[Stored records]
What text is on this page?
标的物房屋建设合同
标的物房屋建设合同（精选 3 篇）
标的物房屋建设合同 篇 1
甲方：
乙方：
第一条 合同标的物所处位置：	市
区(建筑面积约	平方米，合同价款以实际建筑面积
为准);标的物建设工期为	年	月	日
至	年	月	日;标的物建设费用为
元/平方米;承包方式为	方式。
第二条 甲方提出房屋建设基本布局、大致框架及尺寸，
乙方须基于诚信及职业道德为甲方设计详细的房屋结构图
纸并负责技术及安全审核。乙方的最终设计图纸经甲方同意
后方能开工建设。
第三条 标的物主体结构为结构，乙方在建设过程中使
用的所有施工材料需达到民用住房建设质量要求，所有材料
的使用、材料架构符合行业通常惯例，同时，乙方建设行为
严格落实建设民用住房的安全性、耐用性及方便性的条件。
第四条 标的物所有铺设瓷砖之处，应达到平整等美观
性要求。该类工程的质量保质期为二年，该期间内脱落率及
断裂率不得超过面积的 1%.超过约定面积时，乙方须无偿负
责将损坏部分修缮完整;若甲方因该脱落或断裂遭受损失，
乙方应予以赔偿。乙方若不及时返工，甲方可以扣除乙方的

--

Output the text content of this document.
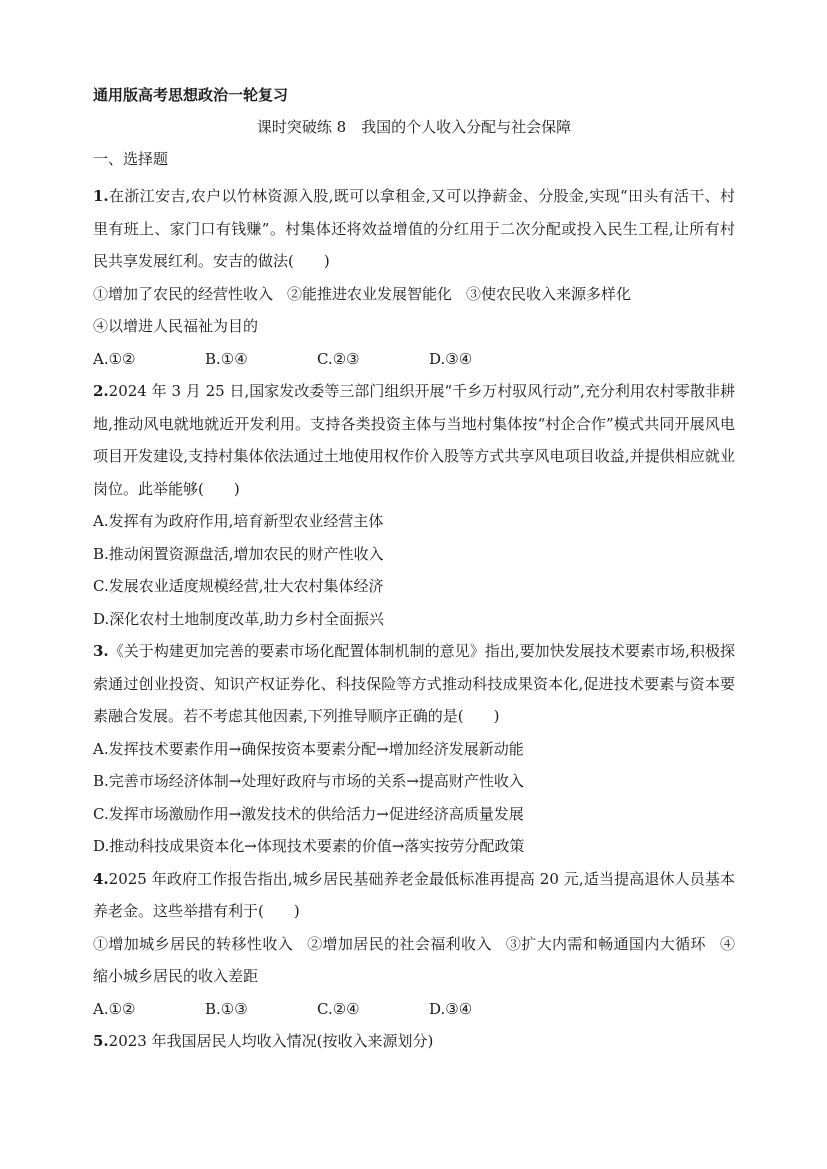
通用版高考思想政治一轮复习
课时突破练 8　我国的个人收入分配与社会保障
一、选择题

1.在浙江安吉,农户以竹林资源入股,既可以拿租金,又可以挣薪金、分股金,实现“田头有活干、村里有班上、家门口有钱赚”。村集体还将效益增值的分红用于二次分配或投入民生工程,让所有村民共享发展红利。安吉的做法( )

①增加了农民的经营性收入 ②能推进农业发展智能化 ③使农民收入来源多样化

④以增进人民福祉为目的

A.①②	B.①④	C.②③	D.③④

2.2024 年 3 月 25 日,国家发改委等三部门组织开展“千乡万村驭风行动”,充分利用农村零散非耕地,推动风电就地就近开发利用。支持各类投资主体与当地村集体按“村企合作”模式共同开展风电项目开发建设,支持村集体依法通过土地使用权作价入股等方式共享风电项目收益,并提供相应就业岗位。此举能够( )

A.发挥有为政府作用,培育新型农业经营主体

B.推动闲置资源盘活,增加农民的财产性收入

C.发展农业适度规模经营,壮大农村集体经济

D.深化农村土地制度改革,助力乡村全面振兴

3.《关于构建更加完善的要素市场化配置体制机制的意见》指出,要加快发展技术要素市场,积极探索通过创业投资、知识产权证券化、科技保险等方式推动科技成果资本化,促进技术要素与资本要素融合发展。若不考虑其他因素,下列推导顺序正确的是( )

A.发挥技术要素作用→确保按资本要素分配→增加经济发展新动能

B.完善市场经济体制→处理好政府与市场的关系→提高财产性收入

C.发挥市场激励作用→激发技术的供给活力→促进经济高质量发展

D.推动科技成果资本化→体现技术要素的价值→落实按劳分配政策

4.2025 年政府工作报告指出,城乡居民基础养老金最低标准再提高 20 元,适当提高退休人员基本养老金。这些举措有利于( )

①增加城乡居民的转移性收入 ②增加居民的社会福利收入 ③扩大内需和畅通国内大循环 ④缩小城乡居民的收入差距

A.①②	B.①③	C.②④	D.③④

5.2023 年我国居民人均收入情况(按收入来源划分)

| BRIEF |
In the entries above, some lines may contain the string "标的物房屋建设合同"; report how many, without additional comment.

| COMPLETE RESPONSE |
3